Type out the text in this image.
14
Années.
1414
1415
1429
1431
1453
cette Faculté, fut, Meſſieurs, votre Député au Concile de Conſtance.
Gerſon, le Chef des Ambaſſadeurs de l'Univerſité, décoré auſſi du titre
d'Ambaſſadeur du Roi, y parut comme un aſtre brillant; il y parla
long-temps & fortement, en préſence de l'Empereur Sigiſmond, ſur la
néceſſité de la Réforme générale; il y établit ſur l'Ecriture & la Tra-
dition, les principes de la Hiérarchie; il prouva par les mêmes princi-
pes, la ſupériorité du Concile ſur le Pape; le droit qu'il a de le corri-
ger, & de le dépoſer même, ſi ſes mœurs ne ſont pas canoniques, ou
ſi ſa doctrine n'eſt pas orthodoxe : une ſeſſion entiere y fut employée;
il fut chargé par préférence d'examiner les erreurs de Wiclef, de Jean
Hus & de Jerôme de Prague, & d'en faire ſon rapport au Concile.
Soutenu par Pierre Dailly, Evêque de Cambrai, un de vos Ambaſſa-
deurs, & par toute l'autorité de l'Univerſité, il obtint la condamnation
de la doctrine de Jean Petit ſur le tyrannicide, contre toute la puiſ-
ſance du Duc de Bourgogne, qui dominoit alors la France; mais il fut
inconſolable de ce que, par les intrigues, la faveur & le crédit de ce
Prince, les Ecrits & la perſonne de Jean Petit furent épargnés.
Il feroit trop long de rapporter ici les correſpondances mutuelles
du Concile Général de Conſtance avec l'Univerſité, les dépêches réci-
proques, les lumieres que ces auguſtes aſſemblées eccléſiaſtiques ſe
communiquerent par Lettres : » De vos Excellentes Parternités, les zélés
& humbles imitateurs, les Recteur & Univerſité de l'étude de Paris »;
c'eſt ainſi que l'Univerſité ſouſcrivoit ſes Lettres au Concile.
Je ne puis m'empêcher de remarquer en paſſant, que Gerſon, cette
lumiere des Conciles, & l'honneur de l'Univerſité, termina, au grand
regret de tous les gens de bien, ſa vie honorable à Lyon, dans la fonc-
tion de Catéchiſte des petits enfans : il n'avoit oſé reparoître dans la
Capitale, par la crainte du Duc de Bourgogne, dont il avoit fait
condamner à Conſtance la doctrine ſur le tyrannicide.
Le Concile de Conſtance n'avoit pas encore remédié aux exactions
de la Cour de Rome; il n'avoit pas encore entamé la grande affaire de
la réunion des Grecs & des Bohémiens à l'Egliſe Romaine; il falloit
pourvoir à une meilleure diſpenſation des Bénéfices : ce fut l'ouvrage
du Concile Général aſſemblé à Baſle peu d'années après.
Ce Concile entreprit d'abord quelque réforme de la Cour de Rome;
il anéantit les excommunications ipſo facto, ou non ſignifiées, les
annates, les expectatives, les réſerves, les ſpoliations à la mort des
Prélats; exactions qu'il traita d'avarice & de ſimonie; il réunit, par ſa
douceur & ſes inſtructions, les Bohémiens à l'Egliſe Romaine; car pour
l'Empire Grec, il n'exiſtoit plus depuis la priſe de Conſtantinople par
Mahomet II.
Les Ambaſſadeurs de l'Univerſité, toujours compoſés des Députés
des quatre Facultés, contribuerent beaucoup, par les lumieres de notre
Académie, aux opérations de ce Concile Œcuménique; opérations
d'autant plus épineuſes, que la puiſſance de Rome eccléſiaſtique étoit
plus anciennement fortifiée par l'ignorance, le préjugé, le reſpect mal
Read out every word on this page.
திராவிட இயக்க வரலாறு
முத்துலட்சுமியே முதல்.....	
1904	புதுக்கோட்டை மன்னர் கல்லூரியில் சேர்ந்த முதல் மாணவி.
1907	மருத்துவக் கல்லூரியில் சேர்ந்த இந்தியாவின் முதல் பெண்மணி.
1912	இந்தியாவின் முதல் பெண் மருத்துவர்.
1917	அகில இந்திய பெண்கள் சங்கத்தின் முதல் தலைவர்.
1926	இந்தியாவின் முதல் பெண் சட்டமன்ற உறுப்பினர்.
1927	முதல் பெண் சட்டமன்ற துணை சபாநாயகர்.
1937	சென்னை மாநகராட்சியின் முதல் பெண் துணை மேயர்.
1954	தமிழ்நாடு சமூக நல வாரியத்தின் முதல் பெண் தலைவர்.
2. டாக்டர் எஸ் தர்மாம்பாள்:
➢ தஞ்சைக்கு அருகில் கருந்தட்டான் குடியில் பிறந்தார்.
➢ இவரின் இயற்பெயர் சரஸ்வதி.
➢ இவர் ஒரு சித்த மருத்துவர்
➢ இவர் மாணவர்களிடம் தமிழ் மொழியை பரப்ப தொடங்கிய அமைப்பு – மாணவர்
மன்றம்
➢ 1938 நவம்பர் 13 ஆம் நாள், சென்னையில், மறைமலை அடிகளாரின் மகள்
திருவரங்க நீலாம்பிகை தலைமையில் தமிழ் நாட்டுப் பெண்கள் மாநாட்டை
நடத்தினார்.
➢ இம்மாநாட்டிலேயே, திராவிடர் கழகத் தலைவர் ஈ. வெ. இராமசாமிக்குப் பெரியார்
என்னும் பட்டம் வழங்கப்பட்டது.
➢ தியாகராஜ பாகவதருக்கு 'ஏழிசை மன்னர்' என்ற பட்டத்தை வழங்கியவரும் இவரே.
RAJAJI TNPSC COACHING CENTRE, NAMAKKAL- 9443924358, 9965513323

# # #

=== TO BE DONE ===
Copy out every line from the data above that has "Egliſe" in it.

=== EXERCISE RESPONSE ===
la réunion des Grecs & des Bohémiens à l'Egliſe Romaine; il falloit
douceur & ſes inſtructions, les Bohémiens à l'Egliſe Romaine; car pour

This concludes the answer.